[START OF Supplied material]

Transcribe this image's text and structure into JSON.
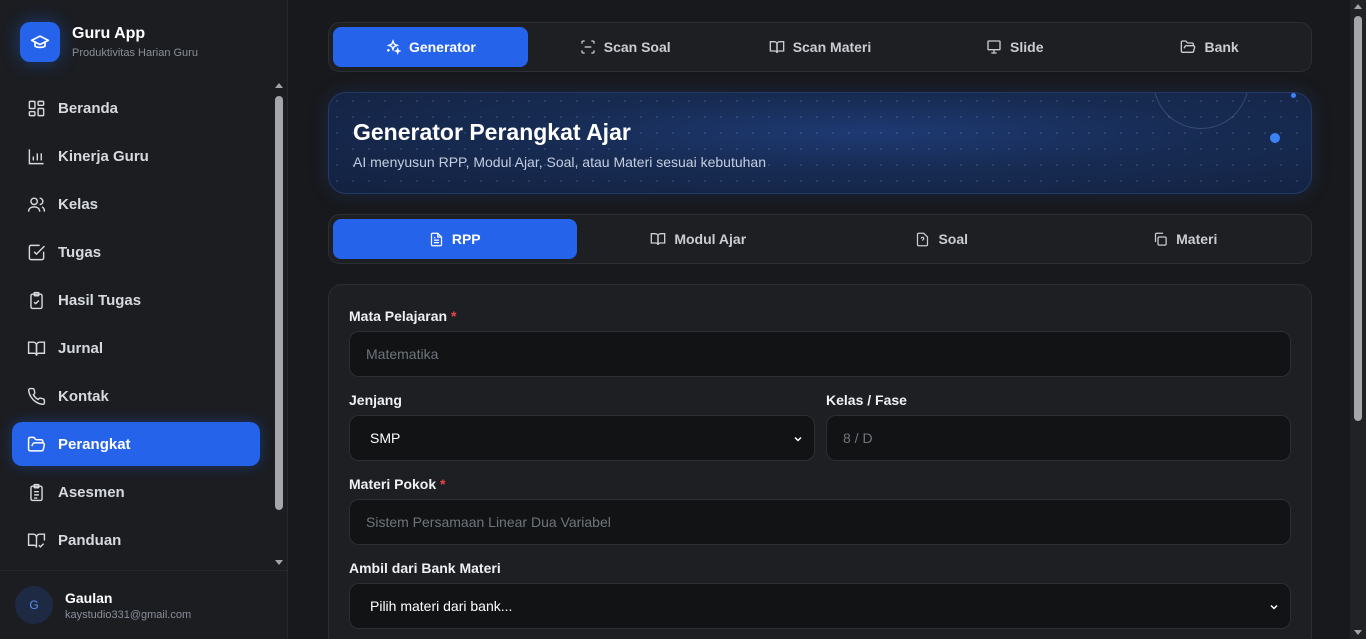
{
  "app": {
    "title": "Guru App",
    "subtitle": "Produktivitas Harian Guru"
  },
  "sidebar": {
    "items": [
      {
        "label": "Beranda",
        "icon": "grid-icon"
      },
      {
        "label": "Kinerja Guru",
        "icon": "bar-chart-icon"
      },
      {
        "label": "Kelas",
        "icon": "users-icon"
      },
      {
        "label": "Tugas",
        "icon": "checkbox-icon"
      },
      {
        "label": "Hasil Tugas",
        "icon": "clipboard-check-icon"
      },
      {
        "label": "Jurnal",
        "icon": "book-open-icon"
      },
      {
        "label": "Kontak",
        "icon": "phone-icon"
      },
      {
        "label": "Perangkat",
        "icon": "folder-open-icon",
        "active": true
      },
      {
        "label": "Asesmen",
        "icon": "clipboard-list-icon"
      },
      {
        "label": "Panduan",
        "icon": "book-check-icon"
      }
    ]
  },
  "user": {
    "initial": "G",
    "name": "Gaulan",
    "email": "kaystudio331@gmail.com"
  },
  "top_tabs": [
    {
      "label": "Generator",
      "icon": "sparkles-icon",
      "active": true
    },
    {
      "label": "Scan Soal",
      "icon": "scan-icon"
    },
    {
      "label": "Scan Materi",
      "icon": "book-open-icon"
    },
    {
      "label": "Slide",
      "icon": "presentation-icon"
    },
    {
      "label": "Bank",
      "icon": "folder-icon"
    }
  ],
  "hero": {
    "title": "Generator Perangkat Ajar",
    "subtitle": "AI menyusun RPP, Modul Ajar, Soal, atau Materi sesuai kebutuhan"
  },
  "sub_tabs": [
    {
      "label": "RPP",
      "icon": "file-text-icon",
      "active": true
    },
    {
      "label": "Modul Ajar",
      "icon": "book-open-icon"
    },
    {
      "label": "Soal",
      "icon": "file-question-icon"
    },
    {
      "label": "Materi",
      "icon": "copy-icon"
    }
  ],
  "form": {
    "mata_pelajaran": {
      "label": "Mata Pelajaran",
      "required": "*",
      "placeholder": "Matematika"
    },
    "jenjang": {
      "label": "Jenjang",
      "value": "SMP"
    },
    "kelas": {
      "label": "Kelas / Fase",
      "placeholder": "8 / D"
    },
    "materi_pokok": {
      "label": "Materi Pokok",
      "required": "*",
      "placeholder": "Sistem Persamaan Linear Dua Variabel"
    },
    "bank_materi": {
      "label": "Ambil dari Bank Materi",
      "value": "Pilih materi dari bank..."
    }
  },
  "colors": {
    "accent": "#2563eb",
    "required": "#ef4444"
  }
}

[END OF Supplied material]

## [Exercise objective]
Which lines contain the word "Guru"? Return each of them.

## [Completed exercise]
    "title": "Guru App",
    "subtitle": "Produktivitas Harian Guru"
        "label": "Kinerja Guru",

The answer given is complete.